Please reproduce every record, keeping each one exactly as written.

────

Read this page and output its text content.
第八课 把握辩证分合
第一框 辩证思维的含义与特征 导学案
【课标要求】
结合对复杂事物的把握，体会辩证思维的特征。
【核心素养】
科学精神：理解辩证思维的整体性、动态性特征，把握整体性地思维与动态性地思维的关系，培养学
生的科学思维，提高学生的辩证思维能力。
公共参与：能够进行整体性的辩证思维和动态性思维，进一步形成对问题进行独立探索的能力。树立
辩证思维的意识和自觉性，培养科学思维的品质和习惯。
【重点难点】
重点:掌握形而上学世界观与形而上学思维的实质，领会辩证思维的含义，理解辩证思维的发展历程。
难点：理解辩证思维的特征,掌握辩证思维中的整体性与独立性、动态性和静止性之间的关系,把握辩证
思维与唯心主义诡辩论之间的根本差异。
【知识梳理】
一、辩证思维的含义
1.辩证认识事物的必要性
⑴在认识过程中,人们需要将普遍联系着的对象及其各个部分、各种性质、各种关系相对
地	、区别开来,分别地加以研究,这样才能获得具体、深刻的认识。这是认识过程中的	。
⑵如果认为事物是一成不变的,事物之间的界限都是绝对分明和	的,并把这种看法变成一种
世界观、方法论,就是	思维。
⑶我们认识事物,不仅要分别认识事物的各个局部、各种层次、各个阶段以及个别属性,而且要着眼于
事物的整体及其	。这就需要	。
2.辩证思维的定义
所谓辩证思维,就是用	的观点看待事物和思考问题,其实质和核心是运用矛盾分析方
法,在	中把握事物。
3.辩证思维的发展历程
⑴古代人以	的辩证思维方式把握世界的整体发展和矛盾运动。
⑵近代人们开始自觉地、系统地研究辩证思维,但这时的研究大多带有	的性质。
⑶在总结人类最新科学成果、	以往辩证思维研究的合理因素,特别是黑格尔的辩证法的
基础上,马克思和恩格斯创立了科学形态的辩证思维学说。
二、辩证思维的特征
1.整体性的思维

────

Response below —
Read this page and output its text content.
第八课 把握辩证分合
第一框 辩证思维的含义与特征 导学案
【课标要求】
结合对复杂事物的把握，体会辩证思维的特征。
【核心素养】
科学精神：理解辩证思维的整体性、动态性特征，把握整体性地思维与动态性地思维的关系，培养学
生的科学思维，提高学生的辩证思维能力。
公共参与：能够进行整体性的辩证思维和动态性思维，进一步形成对问题进行独立探索的能力。树立
辩证思维的意识和自觉性，培养科学思维的品质和习惯。
【重点难点】
重点:掌握形而上学世界观与形而上学思维的实质，领会辩证思维的含义，理解辩证思维的发展历程。
难点：理解辩证思维的特征,掌握辩证思维中的整体性与独立性、动态性和静止性之间的关系,把握辩证
思维与唯心主义诡辩论之间的根本差异。
【知识梳理】
一、辩证思维的含义
1.辩证认识事物的必要性
⑴在认识过程中,人们需要将普遍联系着的对象及其各个部分、各种性质、各种关系相对
地	、区别开来,分别地加以研究,这样才能获得具体、深刻的认识。这是认识过程中的	。
⑵如果认为事物是一成不变的,事物之间的界限都是绝对分明和	的,并把这种看法变成一种
世界观、方法论,就是	思维。
⑶我们认识事物,不仅要分别认识事物的各个局部、各种层次、各个阶段以及个别属性,而且要着眼于
事物的整体及其	。这就需要	。
2.辩证思维的定义
所谓辩证思维,就是用	的观点看待事物和思考问题,其实质和核心是运用矛盾分析方
法,在	中把握事物。
3.辩证思维的发展历程
⑴古代人以	的辩证思维方式把握世界的整体发展和矛盾运动。
⑵近代人们开始自觉地、系统地研究辩证思维,但这时的研究大多带有	的性质。
⑶在总结人类最新科学成果、	以往辩证思维研究的合理因素,特别是黑格尔的辩证法的
基础上,马克思和恩格斯创立了科学形态的辩证思维学说。
二、辩证思维的特征
1.整体性的思维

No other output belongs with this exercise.